Dataset items
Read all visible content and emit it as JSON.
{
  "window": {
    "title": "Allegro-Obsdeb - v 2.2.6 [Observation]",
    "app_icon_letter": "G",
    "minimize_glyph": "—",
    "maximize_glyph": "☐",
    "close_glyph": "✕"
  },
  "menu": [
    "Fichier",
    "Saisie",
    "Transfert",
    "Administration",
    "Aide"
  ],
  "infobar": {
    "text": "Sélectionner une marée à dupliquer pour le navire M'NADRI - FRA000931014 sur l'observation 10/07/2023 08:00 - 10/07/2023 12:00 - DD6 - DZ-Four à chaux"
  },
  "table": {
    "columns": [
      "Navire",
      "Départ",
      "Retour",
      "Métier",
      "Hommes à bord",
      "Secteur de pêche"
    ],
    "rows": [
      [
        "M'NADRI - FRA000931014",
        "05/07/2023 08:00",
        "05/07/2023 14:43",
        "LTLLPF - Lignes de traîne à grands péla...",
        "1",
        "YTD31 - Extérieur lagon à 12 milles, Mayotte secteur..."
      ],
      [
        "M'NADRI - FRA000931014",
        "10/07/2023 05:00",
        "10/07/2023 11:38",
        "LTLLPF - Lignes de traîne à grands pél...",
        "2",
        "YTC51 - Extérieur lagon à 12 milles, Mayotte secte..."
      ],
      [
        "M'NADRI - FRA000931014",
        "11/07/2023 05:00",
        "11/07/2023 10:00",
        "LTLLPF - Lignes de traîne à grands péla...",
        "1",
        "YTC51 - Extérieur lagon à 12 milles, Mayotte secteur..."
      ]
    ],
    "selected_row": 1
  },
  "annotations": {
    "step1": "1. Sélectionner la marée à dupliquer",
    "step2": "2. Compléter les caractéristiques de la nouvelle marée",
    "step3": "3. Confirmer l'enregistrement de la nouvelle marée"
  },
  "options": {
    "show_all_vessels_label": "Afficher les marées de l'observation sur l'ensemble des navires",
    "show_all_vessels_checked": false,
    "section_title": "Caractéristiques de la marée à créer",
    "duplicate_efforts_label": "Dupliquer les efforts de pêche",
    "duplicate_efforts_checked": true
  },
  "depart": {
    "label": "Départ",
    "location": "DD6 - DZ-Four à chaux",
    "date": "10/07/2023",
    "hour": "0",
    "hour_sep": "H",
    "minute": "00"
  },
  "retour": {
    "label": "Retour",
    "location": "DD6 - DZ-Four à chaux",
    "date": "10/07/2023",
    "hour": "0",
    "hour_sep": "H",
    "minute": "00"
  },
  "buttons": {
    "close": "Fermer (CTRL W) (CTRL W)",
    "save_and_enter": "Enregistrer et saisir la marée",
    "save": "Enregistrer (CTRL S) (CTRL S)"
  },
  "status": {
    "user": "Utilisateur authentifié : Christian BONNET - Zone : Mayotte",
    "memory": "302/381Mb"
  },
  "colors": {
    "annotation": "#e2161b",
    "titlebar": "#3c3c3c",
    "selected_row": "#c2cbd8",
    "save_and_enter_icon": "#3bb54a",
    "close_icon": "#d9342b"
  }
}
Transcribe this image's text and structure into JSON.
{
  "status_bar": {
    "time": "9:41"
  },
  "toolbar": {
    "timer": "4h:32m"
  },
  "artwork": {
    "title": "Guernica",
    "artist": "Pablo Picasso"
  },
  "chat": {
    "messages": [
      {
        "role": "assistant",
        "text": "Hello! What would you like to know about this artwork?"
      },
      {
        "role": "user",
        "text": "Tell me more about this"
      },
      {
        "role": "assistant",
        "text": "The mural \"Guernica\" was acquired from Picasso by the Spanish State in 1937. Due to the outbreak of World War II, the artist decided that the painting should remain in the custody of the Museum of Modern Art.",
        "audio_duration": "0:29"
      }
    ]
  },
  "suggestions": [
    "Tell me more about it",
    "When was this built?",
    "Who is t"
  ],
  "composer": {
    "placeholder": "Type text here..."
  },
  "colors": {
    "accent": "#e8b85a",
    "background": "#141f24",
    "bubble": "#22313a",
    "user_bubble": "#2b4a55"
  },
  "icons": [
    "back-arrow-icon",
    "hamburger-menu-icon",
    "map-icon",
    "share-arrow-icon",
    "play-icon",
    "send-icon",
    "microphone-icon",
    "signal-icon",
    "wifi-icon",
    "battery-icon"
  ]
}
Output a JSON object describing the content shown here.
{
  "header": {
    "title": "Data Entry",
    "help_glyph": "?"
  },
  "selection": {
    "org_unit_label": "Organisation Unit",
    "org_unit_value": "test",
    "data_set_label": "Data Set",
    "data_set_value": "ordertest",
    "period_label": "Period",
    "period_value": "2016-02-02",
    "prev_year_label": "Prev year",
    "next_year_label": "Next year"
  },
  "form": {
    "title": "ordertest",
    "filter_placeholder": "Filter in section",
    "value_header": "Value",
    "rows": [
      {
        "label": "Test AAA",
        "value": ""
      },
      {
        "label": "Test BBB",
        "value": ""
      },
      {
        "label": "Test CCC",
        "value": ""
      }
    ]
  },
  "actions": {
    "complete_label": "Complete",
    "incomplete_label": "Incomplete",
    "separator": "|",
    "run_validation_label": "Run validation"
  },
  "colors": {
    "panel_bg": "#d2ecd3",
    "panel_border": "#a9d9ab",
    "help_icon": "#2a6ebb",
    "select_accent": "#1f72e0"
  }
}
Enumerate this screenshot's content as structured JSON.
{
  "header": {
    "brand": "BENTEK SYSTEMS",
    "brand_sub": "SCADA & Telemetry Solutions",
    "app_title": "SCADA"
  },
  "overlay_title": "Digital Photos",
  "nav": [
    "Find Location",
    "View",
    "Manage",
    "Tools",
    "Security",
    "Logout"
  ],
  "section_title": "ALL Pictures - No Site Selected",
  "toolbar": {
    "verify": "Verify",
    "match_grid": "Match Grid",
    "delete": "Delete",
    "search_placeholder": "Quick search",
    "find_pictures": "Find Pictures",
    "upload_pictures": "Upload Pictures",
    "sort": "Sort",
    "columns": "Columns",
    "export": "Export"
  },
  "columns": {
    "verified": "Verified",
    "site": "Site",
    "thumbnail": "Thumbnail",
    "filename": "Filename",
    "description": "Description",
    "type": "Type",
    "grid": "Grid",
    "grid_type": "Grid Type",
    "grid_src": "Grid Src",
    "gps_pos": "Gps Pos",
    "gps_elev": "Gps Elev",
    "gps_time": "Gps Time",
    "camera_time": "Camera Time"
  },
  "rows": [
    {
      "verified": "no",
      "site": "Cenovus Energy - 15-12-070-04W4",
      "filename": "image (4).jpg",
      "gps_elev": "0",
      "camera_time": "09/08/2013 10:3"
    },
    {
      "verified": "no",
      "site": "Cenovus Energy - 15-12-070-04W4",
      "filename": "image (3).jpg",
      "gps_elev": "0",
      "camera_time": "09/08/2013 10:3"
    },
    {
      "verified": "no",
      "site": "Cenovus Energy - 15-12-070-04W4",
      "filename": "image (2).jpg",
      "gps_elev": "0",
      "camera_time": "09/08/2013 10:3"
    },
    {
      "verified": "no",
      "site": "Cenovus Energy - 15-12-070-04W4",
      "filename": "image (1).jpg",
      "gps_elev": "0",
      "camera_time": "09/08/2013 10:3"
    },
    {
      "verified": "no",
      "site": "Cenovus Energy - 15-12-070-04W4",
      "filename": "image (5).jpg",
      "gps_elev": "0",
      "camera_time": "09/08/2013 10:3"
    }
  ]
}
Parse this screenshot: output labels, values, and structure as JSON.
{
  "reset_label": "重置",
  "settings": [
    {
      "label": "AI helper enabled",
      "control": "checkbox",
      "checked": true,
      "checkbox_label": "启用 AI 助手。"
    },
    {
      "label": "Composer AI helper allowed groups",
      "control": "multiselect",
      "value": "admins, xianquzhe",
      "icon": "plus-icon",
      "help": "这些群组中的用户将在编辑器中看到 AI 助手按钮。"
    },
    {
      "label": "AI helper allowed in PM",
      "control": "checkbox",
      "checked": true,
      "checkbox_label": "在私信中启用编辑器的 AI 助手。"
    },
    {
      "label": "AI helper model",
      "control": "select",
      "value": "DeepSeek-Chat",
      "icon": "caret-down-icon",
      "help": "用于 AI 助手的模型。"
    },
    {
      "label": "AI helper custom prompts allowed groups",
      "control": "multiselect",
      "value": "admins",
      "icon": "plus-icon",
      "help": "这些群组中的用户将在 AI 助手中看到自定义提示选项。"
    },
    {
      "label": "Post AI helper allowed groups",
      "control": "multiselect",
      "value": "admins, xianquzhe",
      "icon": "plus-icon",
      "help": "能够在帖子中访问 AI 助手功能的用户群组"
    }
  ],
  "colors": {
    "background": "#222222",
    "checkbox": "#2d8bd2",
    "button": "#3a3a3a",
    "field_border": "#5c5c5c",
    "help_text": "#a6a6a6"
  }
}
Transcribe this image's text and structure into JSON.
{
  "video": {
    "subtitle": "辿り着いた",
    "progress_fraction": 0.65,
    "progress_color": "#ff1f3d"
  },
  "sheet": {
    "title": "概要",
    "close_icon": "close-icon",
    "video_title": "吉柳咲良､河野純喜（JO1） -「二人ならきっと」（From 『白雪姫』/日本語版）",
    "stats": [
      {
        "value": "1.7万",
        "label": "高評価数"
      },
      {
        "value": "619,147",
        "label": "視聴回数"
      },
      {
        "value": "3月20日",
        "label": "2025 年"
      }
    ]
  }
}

> [SET EXERCISE] Select the lines in this material that hold the word "artist", leaving none out.

> [EXERCISE RESULT]
    "artist": "Pablo Picasso"
        "text": "The mural \"Guernica\" was acquired from Picasso by the Spanish State in 1937. Due to the outbreak of World War II, the artist decided that the painting should remain in the custody of the Museum of Modern Art.",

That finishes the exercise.